Brief »
Repeat each line of the material exactly.

Excerpted data »
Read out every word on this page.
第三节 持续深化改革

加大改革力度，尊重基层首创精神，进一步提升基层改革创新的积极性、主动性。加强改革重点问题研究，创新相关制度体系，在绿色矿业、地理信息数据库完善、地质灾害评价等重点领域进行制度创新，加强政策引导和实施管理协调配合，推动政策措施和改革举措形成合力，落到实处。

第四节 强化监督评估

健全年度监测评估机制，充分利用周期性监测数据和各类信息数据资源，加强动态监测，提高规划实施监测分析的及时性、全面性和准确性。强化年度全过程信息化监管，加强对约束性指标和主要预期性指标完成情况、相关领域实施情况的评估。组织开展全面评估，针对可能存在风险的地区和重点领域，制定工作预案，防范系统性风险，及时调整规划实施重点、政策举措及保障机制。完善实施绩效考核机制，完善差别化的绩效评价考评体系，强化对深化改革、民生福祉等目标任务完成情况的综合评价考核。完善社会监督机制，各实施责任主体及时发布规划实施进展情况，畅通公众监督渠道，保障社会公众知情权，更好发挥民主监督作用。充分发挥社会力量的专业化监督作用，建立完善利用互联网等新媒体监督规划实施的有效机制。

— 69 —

Complete output »
Read out every word on this page.
第三节 持续深化改革

加大改革力度，尊重基层首创精神，进一步提升基层改革创新的积极性、主动性。加强改革重点问题研究，创新相关制度体系，在绿色矿业、地理信息数据库完善、地质灾害评价等重点领域进行制度创新，加强政策引导和实施管理协调配合，推动政策措施和改革举措形成合力，落到实处。

第四节 强化监督评估

健全年度监测评估机制，充分利用周期性监测数据和各类信息数据资源，加强动态监测，提高规划实施监测分析的及时性、全面性和准确性。强化年度全过程信息化监管，加强对约束性指标和主要预期性指标完成情况、相关领域实施情况的评估。组织开展全面评估，针对可能存在风险的地区和重点领域，制定工作预案，防范系统性风险，及时调整规划实施重点、政策举措及保障机制。完善实施绩效考核机制，完善差别化的绩效评价考评体系，强化对深化改革、民生福祉等目标任务完成情况的综合评价考核。完善社会监督机制，各实施责任主体及时发布规划实施进展情况，畅通公众监督渠道，保障社会公众知情权，更好发挥民主监督作用。充分发挥社会力量的专业化监督作用，建立完善利用互联网等新媒体监督规划实施的有效机制。

— 69 —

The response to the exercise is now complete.